Exercise brief »
Omit all images. Transcribe the rest of the material below exactly.

Data provided »
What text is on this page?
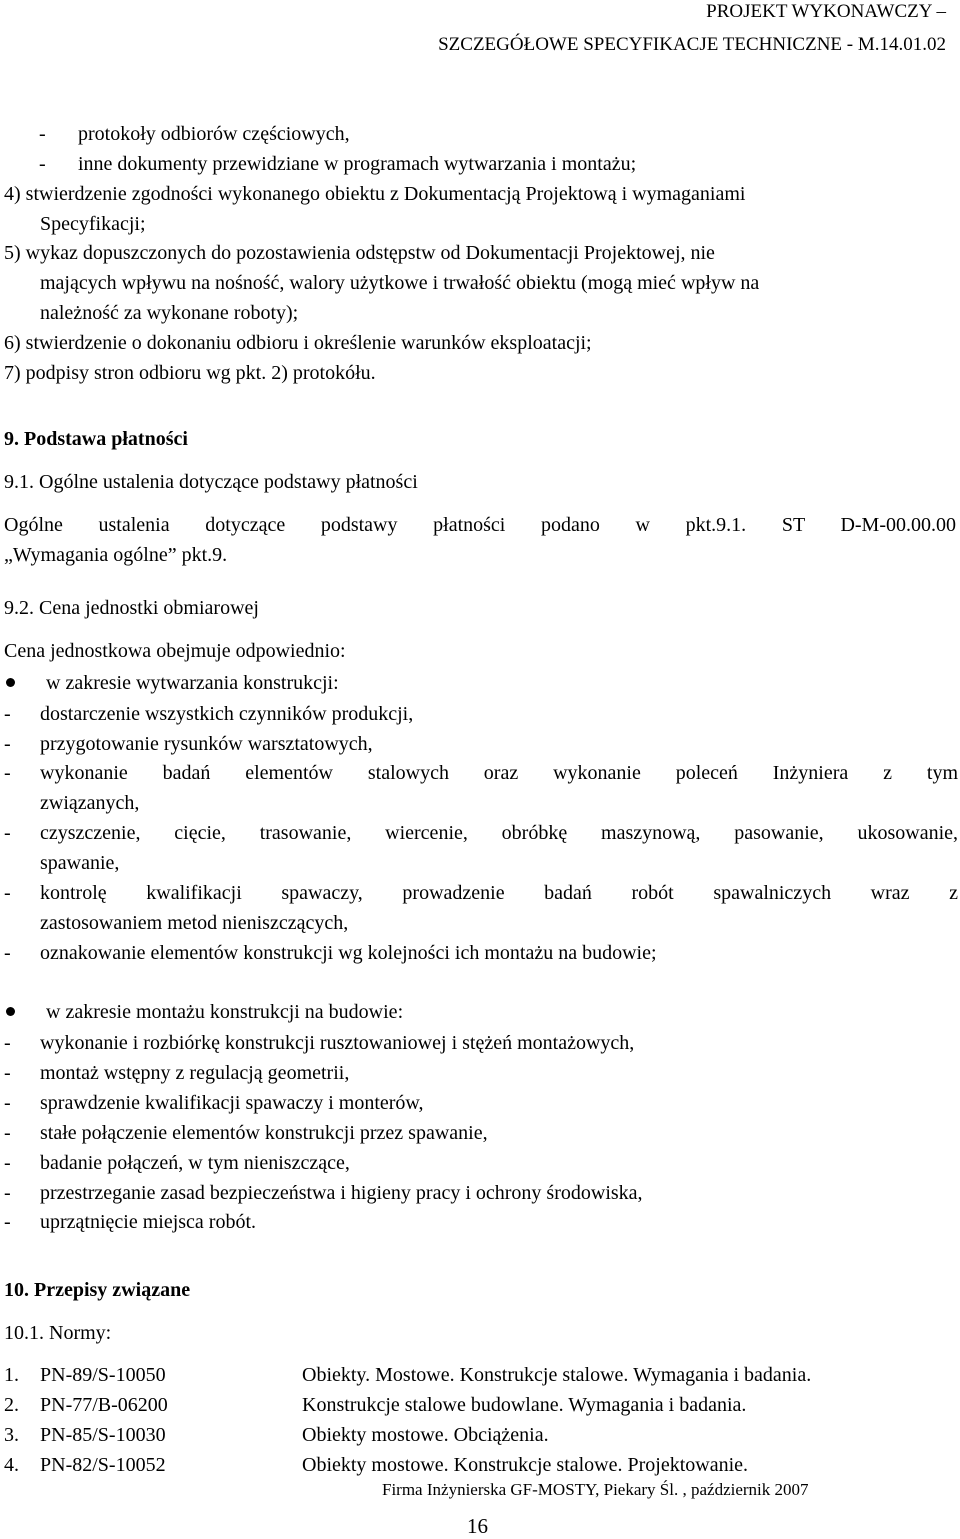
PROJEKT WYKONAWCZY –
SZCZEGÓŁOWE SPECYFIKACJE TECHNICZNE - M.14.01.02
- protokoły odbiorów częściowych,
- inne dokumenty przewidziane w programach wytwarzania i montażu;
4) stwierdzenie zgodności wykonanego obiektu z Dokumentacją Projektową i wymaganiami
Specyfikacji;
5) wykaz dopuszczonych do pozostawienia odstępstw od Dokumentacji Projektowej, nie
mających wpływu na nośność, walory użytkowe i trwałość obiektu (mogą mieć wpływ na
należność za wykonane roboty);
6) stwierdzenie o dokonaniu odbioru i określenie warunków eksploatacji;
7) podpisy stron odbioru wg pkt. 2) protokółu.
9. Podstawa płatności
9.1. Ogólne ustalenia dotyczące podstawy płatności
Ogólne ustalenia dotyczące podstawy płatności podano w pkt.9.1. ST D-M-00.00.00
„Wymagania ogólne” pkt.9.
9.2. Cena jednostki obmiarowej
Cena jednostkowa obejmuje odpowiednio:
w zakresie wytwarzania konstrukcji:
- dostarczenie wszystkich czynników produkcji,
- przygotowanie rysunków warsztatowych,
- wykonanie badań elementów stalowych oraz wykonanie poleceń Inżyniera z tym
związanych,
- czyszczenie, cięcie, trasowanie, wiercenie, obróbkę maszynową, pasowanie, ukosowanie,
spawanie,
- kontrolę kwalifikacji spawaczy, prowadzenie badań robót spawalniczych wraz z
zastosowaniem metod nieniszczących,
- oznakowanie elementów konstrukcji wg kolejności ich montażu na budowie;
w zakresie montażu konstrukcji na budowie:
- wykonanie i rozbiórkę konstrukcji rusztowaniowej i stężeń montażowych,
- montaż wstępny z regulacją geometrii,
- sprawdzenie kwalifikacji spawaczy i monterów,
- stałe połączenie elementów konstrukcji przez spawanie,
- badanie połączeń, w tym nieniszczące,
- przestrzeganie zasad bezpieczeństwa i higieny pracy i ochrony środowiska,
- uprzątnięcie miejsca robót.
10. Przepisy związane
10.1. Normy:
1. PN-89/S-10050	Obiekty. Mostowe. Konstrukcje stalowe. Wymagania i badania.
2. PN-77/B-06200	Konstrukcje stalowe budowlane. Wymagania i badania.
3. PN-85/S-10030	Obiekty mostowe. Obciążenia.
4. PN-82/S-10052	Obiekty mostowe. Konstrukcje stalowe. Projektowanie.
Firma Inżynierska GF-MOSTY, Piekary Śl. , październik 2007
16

Response to this task »
What text is on this page?
PROJEKT WYKONAWCZY –
SZCZEGÓŁOWE SPECYFIKACJE TECHNICZNE - M.14.01.02
- protokoły odbiorów częściowych,
- inne dokumenty przewidziane w programach wytwarzania i montażu;
4) stwierdzenie zgodności wykonanego obiektu z Dokumentacją Projektową i wymaganiami
Specyfikacji;
5) wykaz dopuszczonych do pozostawienia odstępstw od Dokumentacji Projektowej, nie
mających wpływu na nośność, walory użytkowe i trwałość obiektu (mogą mieć wpływ na
należność za wykonane roboty);
6) stwierdzenie o dokonaniu odbioru i określenie warunków eksploatacji;
7) podpisy stron odbioru wg pkt. 2) protokółu.
9. Podstawa płatności
9.1. Ogólne ustalenia dotyczące podstawy płatności
Ogólne ustalenia dotyczące podstawy płatności podano w pkt.9.1. ST D-M-00.00.00
„Wymagania ogólne” pkt.9.
9.2. Cena jednostki obmiarowej
Cena jednostkowa obejmuje odpowiednio:
w zakresie wytwarzania konstrukcji:
- dostarczenie wszystkich czynników produkcji,
- przygotowanie rysunków warsztatowych,
- wykonanie badań elementów stalowych oraz wykonanie poleceń Inżyniera z tym
związanych,
- czyszczenie, cięcie, trasowanie, wiercenie, obróbkę maszynową, pasowanie, ukosowanie,
spawanie,
- kontrolę kwalifikacji spawaczy, prowadzenie badań robót spawalniczych wraz z
zastosowaniem metod nieniszczących,
- oznakowanie elementów konstrukcji wg kolejności ich montażu na budowie;
w zakresie montażu konstrukcji na budowie:
- wykonanie i rozbiórkę konstrukcji rusztowaniowej i stężeń montażowych,
- montaż wstępny z regulacją geometrii,
- sprawdzenie kwalifikacji spawaczy i monterów,
- stałe połączenie elementów konstrukcji przez spawanie,
- badanie połączeń, w tym nieniszczące,
- przestrzeganie zasad bezpieczeństwa i higieny pracy i ochrony środowiska,
- uprzątnięcie miejsca robót.
10. Przepisy związane
10.1. Normy:
1. PN-89/S-10050	Obiekty. Mostowe. Konstrukcje stalowe. Wymagania i badania.
2. PN-77/B-06200	Konstrukcje stalowe budowlane. Wymagania i badania.
3. PN-85/S-10030	Obiekty mostowe. Obciążenia.
4. PN-82/S-10052	Obiekty mostowe. Konstrukcje stalowe. Projektowanie.
Firma Inżynierska GF-MOSTY, Piekary Śl. , październik 2007
16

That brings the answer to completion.